___ Material for the task
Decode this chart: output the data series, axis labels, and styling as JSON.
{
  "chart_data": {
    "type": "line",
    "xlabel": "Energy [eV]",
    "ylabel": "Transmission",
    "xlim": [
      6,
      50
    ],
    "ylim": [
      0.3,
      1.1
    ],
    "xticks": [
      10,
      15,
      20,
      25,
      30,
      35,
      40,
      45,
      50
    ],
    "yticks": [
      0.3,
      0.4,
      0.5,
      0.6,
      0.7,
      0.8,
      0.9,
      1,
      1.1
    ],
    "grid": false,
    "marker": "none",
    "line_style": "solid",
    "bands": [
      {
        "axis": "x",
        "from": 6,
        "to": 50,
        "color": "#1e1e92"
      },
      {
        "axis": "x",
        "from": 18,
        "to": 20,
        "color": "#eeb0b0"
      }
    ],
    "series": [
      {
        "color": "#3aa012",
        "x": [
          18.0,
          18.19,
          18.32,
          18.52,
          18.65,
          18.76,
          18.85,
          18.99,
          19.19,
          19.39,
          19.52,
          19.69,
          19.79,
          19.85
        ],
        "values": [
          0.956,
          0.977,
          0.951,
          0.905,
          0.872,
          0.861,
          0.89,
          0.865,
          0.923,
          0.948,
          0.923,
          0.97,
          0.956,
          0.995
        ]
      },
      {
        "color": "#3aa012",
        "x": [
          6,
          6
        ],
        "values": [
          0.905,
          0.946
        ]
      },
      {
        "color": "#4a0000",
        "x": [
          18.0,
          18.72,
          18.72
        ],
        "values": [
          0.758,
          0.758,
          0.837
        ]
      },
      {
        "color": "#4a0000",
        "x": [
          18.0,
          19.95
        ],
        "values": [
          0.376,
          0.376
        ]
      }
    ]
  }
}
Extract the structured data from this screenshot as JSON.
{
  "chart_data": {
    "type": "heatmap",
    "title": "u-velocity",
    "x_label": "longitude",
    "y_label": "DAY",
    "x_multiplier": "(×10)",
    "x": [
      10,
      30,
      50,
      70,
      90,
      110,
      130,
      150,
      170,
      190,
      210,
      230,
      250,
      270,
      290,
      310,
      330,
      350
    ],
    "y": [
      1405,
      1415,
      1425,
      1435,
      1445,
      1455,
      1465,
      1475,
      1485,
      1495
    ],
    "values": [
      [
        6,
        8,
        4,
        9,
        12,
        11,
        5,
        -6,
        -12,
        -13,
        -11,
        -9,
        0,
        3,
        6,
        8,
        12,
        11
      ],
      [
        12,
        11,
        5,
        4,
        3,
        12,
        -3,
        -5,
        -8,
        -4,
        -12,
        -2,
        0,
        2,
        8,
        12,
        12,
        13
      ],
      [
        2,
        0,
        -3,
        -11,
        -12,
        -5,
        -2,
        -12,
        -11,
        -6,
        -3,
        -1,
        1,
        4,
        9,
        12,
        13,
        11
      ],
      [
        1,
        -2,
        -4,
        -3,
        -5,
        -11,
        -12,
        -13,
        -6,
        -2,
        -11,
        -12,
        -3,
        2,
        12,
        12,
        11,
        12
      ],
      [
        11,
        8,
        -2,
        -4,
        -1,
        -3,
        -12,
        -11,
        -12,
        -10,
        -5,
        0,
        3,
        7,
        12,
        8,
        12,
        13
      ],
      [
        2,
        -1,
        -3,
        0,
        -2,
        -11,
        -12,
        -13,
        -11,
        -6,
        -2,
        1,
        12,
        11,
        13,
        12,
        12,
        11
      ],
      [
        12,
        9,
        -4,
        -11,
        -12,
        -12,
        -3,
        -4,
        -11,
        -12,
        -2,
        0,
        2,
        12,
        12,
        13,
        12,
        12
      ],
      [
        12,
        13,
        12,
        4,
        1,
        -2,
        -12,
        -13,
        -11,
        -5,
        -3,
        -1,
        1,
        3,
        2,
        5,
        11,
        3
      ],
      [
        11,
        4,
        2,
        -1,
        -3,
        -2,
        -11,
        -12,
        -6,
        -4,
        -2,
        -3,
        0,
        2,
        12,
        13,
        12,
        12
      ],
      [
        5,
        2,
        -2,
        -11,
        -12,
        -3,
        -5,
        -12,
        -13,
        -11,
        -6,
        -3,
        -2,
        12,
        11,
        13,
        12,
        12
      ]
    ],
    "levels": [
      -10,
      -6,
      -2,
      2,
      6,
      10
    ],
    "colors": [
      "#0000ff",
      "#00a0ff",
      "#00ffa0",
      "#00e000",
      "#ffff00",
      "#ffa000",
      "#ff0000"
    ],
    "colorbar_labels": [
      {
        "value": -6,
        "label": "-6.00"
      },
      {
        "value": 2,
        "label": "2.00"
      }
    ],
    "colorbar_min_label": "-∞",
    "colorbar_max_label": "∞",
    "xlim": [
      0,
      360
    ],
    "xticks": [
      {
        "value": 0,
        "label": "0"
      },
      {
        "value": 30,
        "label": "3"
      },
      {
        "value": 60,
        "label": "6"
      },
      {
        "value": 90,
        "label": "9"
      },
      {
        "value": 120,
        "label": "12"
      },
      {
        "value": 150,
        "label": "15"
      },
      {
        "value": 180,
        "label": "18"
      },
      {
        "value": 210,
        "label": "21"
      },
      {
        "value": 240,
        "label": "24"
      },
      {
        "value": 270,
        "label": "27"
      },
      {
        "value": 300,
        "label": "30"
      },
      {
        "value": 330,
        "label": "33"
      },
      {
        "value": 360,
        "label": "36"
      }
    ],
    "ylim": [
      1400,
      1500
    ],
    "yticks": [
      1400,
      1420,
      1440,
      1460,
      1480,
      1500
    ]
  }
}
______
Check each line above for the string "from" and report how many lines have it, giving only the number.

• **Solution to this task**:
3